Work to complete:
Your task is to give the listing below back word for word, pictures excluded.

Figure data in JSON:
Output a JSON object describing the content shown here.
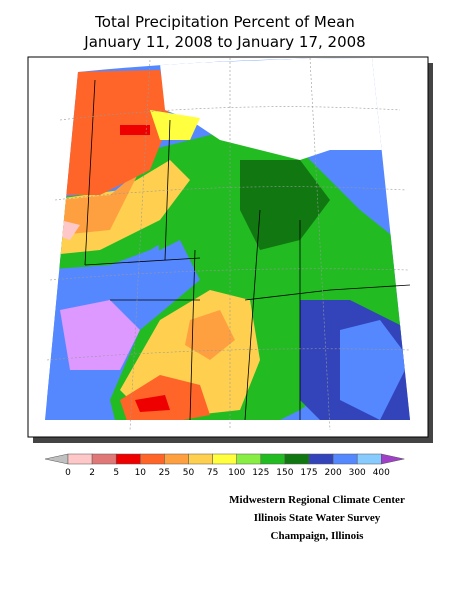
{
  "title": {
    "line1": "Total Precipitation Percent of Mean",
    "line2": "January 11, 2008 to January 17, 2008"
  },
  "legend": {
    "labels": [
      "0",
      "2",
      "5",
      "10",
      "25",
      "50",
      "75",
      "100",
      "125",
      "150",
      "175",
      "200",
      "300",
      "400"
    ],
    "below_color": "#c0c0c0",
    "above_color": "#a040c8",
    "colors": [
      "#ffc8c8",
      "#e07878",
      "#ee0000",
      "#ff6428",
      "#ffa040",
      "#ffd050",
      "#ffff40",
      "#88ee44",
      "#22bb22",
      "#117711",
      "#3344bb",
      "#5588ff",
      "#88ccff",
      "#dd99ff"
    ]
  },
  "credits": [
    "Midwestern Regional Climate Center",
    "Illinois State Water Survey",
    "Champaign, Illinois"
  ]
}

Answer for the task:
Output a JSON object describing the content shown here.
{
  "title": {
    "line1": "Total Precipitation Percent of Mean",
    "line2": "January 11, 2008 to January 17, 2008"
  },
  "legend": {
    "labels": [
      "0",
      "2",
      "5",
      "10",
      "25",
      "50",
      "75",
      "100",
      "125",
      "150",
      "175",
      "200",
      "300",
      "400"
    ],
    "below_color": "#c0c0c0",
    "above_color": "#a040c8",
    "colors": [
      "#ffc8c8",
      "#e07878",
      "#ee0000",
      "#ff6428",
      "#ffa040",
      "#ffd050",
      "#ffff40",
      "#88ee44",
      "#22bb22",
      "#117711",
      "#3344bb",
      "#5588ff",
      "#88ccff",
      "#dd99ff"
    ]
  },
  "credits": [
    "Midwestern Regional Climate Center",
    "Illinois State Water Survey",
    "Champaign, Illinois"
  ]
}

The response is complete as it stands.